### TASK BRIEF
Go through the records and extract every line with the word "perhaps".
________________________________________
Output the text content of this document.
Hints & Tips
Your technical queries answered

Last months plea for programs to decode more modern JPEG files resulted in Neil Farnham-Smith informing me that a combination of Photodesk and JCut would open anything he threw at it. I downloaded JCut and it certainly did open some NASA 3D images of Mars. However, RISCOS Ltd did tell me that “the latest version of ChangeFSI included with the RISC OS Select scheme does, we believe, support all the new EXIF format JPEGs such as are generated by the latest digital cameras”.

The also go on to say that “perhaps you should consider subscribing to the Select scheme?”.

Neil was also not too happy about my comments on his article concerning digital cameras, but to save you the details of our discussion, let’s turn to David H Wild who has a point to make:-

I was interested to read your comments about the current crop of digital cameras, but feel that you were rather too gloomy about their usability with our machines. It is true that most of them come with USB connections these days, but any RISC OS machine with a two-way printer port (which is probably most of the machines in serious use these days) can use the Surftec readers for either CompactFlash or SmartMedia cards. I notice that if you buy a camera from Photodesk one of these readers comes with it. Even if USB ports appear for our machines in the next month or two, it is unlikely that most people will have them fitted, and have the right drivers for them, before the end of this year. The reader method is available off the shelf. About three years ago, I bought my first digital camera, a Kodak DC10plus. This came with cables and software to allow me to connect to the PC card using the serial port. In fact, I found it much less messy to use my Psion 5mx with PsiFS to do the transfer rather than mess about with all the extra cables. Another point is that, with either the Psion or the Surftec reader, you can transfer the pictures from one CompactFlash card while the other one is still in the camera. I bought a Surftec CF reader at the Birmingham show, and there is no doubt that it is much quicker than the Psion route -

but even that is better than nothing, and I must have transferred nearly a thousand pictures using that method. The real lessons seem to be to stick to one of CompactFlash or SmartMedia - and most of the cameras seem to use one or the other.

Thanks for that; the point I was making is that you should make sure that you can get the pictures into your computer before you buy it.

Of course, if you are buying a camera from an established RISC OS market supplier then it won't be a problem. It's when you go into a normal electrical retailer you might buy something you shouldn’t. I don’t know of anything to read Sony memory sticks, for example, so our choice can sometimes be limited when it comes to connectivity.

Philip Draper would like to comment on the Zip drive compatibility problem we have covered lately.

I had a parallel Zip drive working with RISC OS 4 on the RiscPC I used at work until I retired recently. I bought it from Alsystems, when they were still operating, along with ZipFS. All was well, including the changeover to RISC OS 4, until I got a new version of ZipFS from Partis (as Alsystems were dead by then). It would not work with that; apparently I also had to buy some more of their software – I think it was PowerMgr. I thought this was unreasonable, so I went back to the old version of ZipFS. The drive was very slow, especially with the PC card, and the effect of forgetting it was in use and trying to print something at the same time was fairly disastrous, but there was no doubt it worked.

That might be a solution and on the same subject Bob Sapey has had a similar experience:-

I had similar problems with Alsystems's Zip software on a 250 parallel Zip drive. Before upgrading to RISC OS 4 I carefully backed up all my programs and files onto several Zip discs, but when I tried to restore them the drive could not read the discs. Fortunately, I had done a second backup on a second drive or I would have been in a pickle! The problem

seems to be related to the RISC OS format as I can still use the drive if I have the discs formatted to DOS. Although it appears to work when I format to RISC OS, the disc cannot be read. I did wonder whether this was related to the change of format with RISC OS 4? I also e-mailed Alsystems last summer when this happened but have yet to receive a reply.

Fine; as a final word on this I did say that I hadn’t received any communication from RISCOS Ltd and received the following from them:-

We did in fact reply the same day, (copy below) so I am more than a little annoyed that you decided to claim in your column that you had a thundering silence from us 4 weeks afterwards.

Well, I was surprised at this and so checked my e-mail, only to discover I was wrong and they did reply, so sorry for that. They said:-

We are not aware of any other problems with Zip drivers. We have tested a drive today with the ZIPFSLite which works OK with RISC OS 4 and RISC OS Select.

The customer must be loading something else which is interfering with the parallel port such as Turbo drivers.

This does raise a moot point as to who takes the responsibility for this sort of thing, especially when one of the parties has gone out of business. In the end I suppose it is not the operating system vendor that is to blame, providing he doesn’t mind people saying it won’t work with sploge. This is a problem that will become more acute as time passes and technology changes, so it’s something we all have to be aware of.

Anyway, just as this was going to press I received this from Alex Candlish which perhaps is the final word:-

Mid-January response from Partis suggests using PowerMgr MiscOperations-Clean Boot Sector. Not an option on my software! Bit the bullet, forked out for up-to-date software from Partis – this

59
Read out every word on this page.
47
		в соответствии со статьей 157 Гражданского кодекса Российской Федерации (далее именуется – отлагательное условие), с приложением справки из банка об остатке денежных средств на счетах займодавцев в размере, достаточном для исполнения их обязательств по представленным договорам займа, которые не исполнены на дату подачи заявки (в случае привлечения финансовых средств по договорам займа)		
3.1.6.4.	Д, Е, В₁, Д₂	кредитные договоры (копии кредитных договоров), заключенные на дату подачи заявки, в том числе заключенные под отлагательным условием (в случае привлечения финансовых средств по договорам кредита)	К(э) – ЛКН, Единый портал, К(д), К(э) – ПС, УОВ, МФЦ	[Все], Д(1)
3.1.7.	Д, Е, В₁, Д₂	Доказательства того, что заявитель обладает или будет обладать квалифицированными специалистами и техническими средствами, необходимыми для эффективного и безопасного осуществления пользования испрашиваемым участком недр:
________________________________________
### TASK RESULT
The also go on to say that “perhaps you should consider subscribing to the Select scheme?”.
Anyway, just as this was going to press I received this from Alex Candlish which perhaps is the final word:-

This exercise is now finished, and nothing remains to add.